> Exercise requirements
Copy all the material that follows, keeping every character the same.

> Stored rows
───

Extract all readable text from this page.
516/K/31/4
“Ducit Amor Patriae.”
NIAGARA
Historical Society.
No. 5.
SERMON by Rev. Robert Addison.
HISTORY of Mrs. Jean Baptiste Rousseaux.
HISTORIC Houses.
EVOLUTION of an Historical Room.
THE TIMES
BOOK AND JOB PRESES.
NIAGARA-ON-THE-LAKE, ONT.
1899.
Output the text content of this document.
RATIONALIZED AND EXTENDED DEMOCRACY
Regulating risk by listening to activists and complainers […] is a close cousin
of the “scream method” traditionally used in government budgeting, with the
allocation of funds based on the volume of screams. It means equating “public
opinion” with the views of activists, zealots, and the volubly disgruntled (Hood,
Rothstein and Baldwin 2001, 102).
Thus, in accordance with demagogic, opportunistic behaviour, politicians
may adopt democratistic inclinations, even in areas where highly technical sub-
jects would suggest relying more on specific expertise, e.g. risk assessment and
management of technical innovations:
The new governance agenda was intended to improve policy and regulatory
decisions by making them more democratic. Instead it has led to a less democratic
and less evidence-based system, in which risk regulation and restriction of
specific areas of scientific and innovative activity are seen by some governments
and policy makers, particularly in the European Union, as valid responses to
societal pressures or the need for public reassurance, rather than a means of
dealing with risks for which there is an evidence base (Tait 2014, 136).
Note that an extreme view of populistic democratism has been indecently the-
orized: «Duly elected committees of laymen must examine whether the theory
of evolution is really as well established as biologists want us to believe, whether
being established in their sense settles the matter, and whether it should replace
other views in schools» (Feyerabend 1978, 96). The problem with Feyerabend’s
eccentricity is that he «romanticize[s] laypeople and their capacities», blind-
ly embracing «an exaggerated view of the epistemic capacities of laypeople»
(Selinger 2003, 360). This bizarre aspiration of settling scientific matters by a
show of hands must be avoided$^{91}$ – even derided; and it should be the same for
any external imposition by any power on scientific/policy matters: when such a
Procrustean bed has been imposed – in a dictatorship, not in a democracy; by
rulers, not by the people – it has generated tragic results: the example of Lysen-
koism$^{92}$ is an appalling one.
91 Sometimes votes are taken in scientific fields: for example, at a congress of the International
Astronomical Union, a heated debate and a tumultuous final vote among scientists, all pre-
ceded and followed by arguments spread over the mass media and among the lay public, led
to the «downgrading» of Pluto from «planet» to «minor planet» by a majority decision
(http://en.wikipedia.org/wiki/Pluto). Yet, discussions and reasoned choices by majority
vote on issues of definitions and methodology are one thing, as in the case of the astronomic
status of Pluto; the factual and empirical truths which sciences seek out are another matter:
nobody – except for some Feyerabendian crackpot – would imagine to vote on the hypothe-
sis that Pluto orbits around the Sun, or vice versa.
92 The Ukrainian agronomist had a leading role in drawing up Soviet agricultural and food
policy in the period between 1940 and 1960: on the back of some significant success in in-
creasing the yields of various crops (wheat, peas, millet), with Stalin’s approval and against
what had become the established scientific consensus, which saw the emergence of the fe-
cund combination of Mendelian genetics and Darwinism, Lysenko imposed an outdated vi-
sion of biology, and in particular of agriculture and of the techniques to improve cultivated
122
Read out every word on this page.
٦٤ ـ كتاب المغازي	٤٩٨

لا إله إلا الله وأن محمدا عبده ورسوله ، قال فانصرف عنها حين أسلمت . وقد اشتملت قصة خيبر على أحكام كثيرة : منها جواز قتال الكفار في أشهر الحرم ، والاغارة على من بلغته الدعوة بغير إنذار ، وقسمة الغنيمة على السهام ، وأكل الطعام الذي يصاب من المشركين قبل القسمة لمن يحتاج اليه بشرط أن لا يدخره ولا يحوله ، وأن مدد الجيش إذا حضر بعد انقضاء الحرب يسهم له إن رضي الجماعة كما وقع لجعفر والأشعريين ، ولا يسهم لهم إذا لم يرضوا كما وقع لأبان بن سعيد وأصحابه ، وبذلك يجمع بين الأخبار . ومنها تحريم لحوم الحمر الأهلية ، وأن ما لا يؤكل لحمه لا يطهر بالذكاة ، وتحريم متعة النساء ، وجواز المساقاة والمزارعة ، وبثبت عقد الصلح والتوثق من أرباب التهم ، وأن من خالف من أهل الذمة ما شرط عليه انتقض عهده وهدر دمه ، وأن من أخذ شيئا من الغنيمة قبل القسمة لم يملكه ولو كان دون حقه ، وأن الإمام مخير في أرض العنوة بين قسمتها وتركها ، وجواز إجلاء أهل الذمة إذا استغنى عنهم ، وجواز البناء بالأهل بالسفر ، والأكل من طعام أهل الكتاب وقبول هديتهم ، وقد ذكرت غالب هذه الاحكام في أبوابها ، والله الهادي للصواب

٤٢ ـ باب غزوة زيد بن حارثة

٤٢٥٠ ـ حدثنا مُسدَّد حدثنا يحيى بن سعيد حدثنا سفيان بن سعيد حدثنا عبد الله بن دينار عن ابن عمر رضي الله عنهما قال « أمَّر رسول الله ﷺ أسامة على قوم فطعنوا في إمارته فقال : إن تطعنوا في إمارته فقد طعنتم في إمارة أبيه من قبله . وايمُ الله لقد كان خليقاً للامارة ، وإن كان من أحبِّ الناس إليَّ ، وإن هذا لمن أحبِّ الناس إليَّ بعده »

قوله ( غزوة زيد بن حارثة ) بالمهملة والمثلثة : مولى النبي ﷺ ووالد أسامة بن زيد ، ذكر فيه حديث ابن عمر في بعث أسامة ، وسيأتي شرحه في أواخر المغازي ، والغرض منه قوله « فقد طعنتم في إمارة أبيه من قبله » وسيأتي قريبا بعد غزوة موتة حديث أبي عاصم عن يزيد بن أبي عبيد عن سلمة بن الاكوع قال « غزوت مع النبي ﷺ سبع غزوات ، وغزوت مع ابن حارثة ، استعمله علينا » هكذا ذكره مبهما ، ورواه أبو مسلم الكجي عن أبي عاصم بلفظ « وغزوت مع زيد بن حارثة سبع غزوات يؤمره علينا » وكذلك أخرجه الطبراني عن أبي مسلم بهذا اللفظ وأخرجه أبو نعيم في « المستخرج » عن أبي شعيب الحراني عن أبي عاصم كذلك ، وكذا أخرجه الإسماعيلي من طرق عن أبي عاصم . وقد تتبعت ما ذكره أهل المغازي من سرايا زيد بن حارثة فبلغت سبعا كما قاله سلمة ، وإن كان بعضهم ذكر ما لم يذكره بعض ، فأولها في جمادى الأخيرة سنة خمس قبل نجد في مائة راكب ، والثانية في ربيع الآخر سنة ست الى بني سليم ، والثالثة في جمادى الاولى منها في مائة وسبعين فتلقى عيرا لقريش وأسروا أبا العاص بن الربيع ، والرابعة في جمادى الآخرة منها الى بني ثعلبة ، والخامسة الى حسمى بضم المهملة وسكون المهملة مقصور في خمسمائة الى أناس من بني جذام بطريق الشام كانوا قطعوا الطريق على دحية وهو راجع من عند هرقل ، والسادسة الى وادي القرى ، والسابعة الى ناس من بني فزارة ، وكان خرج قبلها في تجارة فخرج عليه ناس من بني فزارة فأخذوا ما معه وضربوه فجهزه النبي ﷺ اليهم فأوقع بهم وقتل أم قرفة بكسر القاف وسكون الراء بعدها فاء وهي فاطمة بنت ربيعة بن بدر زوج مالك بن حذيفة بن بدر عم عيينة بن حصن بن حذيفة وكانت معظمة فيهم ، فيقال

───

> Solution below
Extract all readable text from this page.
516/K/31/4
“Ducit Amor Patriae.”
NIAGARA
Historical Society.
No. 5.
SERMON by Rev. Robert Addison.
HISTORY of Mrs. Jean Baptiste Rousseaux.
HISTORIC Houses.
EVOLUTION of an Historical Room.
THE TIMES
BOOK AND JOB PRESES.
NIAGARA-ON-THE-LAKE, ONT.
1899.
Output the text content of this document.
RATIONALIZED AND EXTENDED DEMOCRACY
Regulating risk by listening to activists and complainers […] is a close cousin
of the “scream method” traditionally used in government budgeting, with the
allocation of funds based on the volume of screams. It means equating “public
opinion” with the views of activists, zealots, and the volubly disgruntled (Hood,
Rothstein and Baldwin 2001, 102).
Thus, in accordance with demagogic, opportunistic behaviour, politicians
may adopt democratistic inclinations, even in areas where highly technical sub-
jects would suggest relying more on specific expertise, e.g. risk assessment and
management of technical innovations:
The new governance agenda was intended to improve policy and regulatory
decisions by making them more democratic. Instead it has led to a less democratic
and less evidence-based system, in which risk regulation and restriction of
specific areas of scientific and innovative activity are seen by some governments
and policy makers, particularly in the European Union, as valid responses to
societal pressures or the need for public reassurance, rather than a means of
dealing with risks for which there is an evidence base (Tait 2014, 136).
Note that an extreme view of populistic democratism has been indecently the-
orized: «Duly elected committees of laymen must examine whether the theory
of evolution is really as well established as biologists want us to believe, whether
being established in their sense settles the matter, and whether it should replace
other views in schools» (Feyerabend 1978, 96). The problem with Feyerabend’s
eccentricity is that he «romanticize[s] laypeople and their capacities», blind-
ly embracing «an exaggerated view of the epistemic capacities of laypeople»
(Selinger 2003, 360). This bizarre aspiration of settling scientific matters by a
show of hands must be avoided$^{91}$ – even derided; and it should be the same for
any external imposition by any power on scientific/policy matters: when such a
Procrustean bed has been imposed – in a dictatorship, not in a democracy; by
rulers, not by the people – it has generated tragic results: the example of Lysen-
koism$^{92}$ is an appalling one.
91 Sometimes votes are taken in scientific fields: for example, at a congress of the International
Astronomical Union, a heated debate and a tumultuous final vote among scientists, all pre-
ceded and followed by arguments spread over the mass media and among the lay public, led
to the «downgrading» of Pluto from «planet» to «minor planet» by a majority decision
(http://en.wikipedia.org/wiki/Pluto). Yet, discussions and reasoned choices by majority
vote on issues of definitions and methodology are one thing, as in the case of the astronomic
status of Pluto; the factual and empirical truths which sciences seek out are another matter:
nobody – except for some Feyerabendian crackpot – would imagine to vote on the hypothe-
sis that Pluto orbits around the Sun, or vice versa.
92 The Ukrainian agronomist had a leading role in drawing up Soviet agricultural and food
policy in the period between 1940 and 1960: on the back of some significant success in in-
creasing the yields of various crops (wheat, peas, millet), with Stalin’s approval and against
what had become the established scientific consensus, which saw the emergence of the fe-
cund combination of Mendelian genetics and Darwinism, Lysenko imposed an outdated vi-
sion of biology, and in particular of agriculture and of the techniques to improve cultivated
122
Read out every word on this page.
٦٤ ـ كتاب المغازي	٤٩٨

لا إله إلا الله وأن محمدا عبده ورسوله ، قال فانصرف عنها حين أسلمت . وقد اشتملت قصة خيبر على أحكام كثيرة : منها جواز قتال الكفار في أشهر الحرم ، والاغارة على من بلغته الدعوة بغير إنذار ، وقسمة الغنيمة على السهام ، وأكل الطعام الذي يصاب من المشركين قبل القسمة لمن يحتاج اليه بشرط أن لا يدخره ولا يحوله ، وأن مدد الجيش إذا حضر بعد انقضاء الحرب يسهم له إن رضي الجماعة كما وقع لجعفر والأشعريين ، ولا يسهم لهم إذا لم يرضوا كما وقع لأبان بن سعيد وأصحابه ، وبذلك يجمع بين الأخبار . ومنها تحريم لحوم الحمر الأهلية ، وأن ما لا يؤكل لحمه لا يطهر بالذكاة ، وتحريم متعة النساء ، وجواز المساقاة والمزارعة ، وبثبت عقد الصلح والتوثق من أرباب التهم ، وأن من خالف من أهل الذمة ما شرط عليه انتقض عهده وهدر دمه ، وأن من أخذ شيئا من الغنيمة قبل القسمة لم يملكه ولو كان دون حقه ، وأن الإمام مخير في أرض العنوة بين قسمتها وتركها ، وجواز إجلاء أهل الذمة إذا استغنى عنهم ، وجواز البناء بالأهل بالسفر ، والأكل من طعام أهل الكتاب وقبول هديتهم ، وقد ذكرت غالب هذه الاحكام في أبوابها ، والله الهادي للصواب

٤٢ ـ باب غزوة زيد بن حارثة

٤٢٥٠ ـ حدثنا مُسدَّد حدثنا يحيى بن سعيد حدثنا سفيان بن سعيد حدثنا عبد الله بن دينار عن ابن عمر رضي الله عنهما قال « أمَّر رسول الله ﷺ أسامة على قوم فطعنوا في إمارته فقال : إن تطعنوا في إمارته فقد طعنتم في إمارة أبيه من قبله . وايمُ الله لقد كان خليقاً للامارة ، وإن كان من أحبِّ الناس إليَّ ، وإن هذا لمن أحبِّ الناس إليَّ بعده »

قوله ( غزوة زيد بن حارثة ) بالمهملة والمثلثة : مولى النبي ﷺ ووالد أسامة بن زيد ، ذكر فيه حديث ابن عمر في بعث أسامة ، وسيأتي شرحه في أواخر المغازي ، والغرض منه قوله « فقد طعنتم في إمارة أبيه من قبله » وسيأتي قريبا بعد غزوة موتة حديث أبي عاصم عن يزيد بن أبي عبيد عن سلمة بن الاكوع قال « غزوت مع النبي ﷺ سبع غزوات ، وغزوت مع ابن حارثة ، استعمله علينا » هكذا ذكره مبهما ، ورواه أبو مسلم الكجي عن أبي عاصم بلفظ « وغزوت مع زيد بن حارثة سبع غزوات يؤمره علينا » وكذلك أخرجه الطبراني عن أبي مسلم بهذا اللفظ وأخرجه أبو نعيم في « المستخرج » عن أبي شعيب الحراني عن أبي عاصم كذلك ، وكذا أخرجه الإسماعيلي من طرق عن أبي عاصم . وقد تتبعت ما ذكره أهل المغازي من سرايا زيد بن حارثة فبلغت سبعا كما قاله سلمة ، وإن كان بعضهم ذكر ما لم يذكره بعض ، فأولها في جمادى الأخيرة سنة خمس قبل نجد في مائة راكب ، والثانية في ربيع الآخر سنة ست الى بني سليم ، والثالثة في جمادى الاولى منها في مائة وسبعين فتلقى عيرا لقريش وأسروا أبا العاص بن الربيع ، والرابعة في جمادى الآخرة منها الى بني ثعلبة ، والخامسة الى حسمى بضم المهملة وسكون المهملة مقصور في خمسمائة الى أناس من بني جذام بطريق الشام كانوا قطعوا الطريق على دحية وهو راجع من عند هرقل ، والسادسة الى وادي القرى ، والسابعة الى ناس من بني فزارة ، وكان خرج قبلها في تجارة فخرج عليه ناس من بني فزارة فأخذوا ما معه وضربوه فجهزه النبي ﷺ اليهم فأوقع بهم وقتل أم قرفة بكسر القاف وسكون الراء بعدها فاء وهي فاطمة بنت ربيعة بن بدر زوج مالك بن حذيفة بن بدر عم عيينة بن حصن بن حذيفة وكانت معظمة فيهم ، فيقال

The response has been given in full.